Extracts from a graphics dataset
'''

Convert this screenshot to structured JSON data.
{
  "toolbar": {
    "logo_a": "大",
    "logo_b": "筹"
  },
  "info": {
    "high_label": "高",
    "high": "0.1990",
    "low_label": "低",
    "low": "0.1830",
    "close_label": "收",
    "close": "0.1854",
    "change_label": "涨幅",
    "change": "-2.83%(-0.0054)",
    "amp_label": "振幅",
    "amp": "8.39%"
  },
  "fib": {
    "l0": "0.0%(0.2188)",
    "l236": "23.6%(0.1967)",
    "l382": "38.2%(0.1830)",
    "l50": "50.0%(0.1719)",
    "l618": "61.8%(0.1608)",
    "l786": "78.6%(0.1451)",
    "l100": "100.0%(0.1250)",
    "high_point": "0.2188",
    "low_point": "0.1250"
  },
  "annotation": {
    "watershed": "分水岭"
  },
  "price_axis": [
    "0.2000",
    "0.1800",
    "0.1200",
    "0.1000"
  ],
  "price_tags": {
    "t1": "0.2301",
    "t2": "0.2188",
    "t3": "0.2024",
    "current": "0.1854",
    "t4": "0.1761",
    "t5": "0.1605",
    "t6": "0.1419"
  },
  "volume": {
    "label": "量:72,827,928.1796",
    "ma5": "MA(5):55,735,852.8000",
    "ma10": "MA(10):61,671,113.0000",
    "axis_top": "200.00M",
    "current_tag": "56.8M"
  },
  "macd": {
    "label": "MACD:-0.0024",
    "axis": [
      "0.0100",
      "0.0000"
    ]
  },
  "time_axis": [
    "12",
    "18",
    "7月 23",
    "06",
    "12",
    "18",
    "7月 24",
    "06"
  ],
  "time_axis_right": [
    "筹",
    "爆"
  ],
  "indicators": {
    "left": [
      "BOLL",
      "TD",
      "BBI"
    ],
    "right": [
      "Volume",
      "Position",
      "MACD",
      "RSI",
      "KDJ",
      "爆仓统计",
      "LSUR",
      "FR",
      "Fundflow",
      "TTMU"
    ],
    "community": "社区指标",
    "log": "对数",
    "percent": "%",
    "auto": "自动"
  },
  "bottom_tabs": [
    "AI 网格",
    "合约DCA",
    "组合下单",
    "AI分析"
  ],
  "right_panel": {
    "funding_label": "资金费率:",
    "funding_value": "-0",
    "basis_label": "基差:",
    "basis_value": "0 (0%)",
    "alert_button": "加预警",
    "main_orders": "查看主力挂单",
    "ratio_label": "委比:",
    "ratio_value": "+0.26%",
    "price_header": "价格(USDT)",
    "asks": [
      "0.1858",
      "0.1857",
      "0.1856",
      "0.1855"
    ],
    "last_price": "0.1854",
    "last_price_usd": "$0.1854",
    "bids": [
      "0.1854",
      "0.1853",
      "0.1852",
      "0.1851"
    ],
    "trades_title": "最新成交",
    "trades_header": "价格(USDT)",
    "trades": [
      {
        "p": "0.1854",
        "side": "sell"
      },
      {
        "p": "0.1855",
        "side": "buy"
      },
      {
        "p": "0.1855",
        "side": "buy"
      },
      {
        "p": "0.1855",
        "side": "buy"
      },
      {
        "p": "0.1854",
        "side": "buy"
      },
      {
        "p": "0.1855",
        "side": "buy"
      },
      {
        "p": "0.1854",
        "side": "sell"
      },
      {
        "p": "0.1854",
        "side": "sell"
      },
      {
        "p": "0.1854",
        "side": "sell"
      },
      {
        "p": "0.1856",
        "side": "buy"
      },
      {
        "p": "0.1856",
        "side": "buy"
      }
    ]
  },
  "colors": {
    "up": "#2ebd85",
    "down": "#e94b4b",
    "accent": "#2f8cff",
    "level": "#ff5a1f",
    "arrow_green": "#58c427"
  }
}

'''

▶ [Exercise objective]: Every record should be repeated exactly; please leave none out.

▶ [Solution to this task]:
Convert this screenshot to structured JSON data.
{
  "toolbar": {
    "logo_a": "大",
    "logo_b": "筹"
  },
  "info": {
    "high_label": "高",
    "high": "0.1990",
    "low_label": "低",
    "low": "0.1830",
    "close_label": "收",
    "close": "0.1854",
    "change_label": "涨幅",
    "change": "-2.83%(-0.0054)",
    "amp_label": "振幅",
    "amp": "8.39%"
  },
  "fib": {
    "l0": "0.0%(0.2188)",
    "l236": "23.6%(0.1967)",
    "l382": "38.2%(0.1830)",
    "l50": "50.0%(0.1719)",
    "l618": "61.8%(0.1608)",
    "l786": "78.6%(0.1451)",
    "l100": "100.0%(0.1250)",
    "high_point": "0.2188",
    "low_point": "0.1250"
  },
  "annotation": {
    "watershed": "分水岭"
  },
  "price_axis": [
    "0.2000",
    "0.1800",
    "0.1200",
    "0.1000"
  ],
  "price_tags": {
    "t1": "0.2301",
    "t2": "0.2188",
    "t3": "0.2024",
    "current": "0.1854",
    "t4": "0.1761",
    "t5": "0.1605",
    "t6": "0.1419"
  },
  "volume": {
    "label": "量:72,827,928.1796",
    "ma5": "MA(5):55,735,852.8000",
    "ma10": "MA(10):61,671,113.0000",
    "axis_top": "200.00M",
    "current_tag": "56.8M"
  },
  "macd": {
    "label": "MACD:-0.0024",
    "axis": [
      "0.0100",
      "0.0000"
    ]
  },
  "time_axis": [
    "12",
    "18",
    "7月 23",
    "06",
    "12",
    "18",
    "7月 24",
    "06"
  ],
  "time_axis_right": [
    "筹",
    "爆"
  ],
  "indicators": {
    "left": [
      "BOLL",
      "TD",
      "BBI"
    ],
    "right": [
      "Volume",
      "Position",
      "MACD",
      "RSI",
      "KDJ",
      "爆仓统计",
      "LSUR",
      "FR",
      "Fundflow",
      "TTMU"
    ],
    "community": "社区指标",
    "log": "对数",
    "percent": "%",
    "auto": "自动"
  },
  "bottom_tabs": [
    "AI 网格",
    "合约DCA",
    "组合下单",
    "AI分析"
  ],
  "right_panel": {
    "funding_label": "资金费率:",
    "funding_value": "-0",
    "basis_label": "基差:",
    "basis_value": "0 (0%)",
    "alert_button": "加预警",
    "main_orders": "查看主力挂单",
    "ratio_label": "委比:",
    "ratio_value": "+0.26%",
    "price_header": "价格(USDT)",
    "asks": [
      "0.1858",
      "0.1857",
      "0.1856",
      "0.1855"
    ],
    "last_price": "0.1854",
    "last_price_usd": "$0.1854",
    "bids": [
      "0.1854",
      "0.1853",
      "0.1852",
      "0.1851"
    ],
    "trades_title": "最新成交",
    "trades_header": "价格(USDT)",
    "trades": [
      {
        "p": "0.1854",
        "side": "sell"
      },
      {
        "p": "0.1855",
        "side": "buy"
      },
      {
        "p": "0.1855",
        "side": "buy"
      },
      {
        "p": "0.1855",
        "side": "buy"
      },
      {
        "p": "0.1854",
        "side": "buy"
      },
      {
        "p": "0.1855",
        "side": "buy"
      },
      {
        "p": "0.1854",
        "side": "sell"
      },
      {
        "p": "0.1854",
        "side": "sell"
      },
      {
        "p": "0.1854",
        "side": "sell"
      },
      {
        "p": "0.1856",
        "side": "buy"
      },
      {
        "p": "0.1856",
        "side": "buy"
      }
    ]
  },
  "colors": {
    "up": "#2ebd85",
    "down": "#e94b4b",
    "accent": "#2f8cff",
    "level": "#ff5a1f",
    "arrow_green": "#58c427"
  }
}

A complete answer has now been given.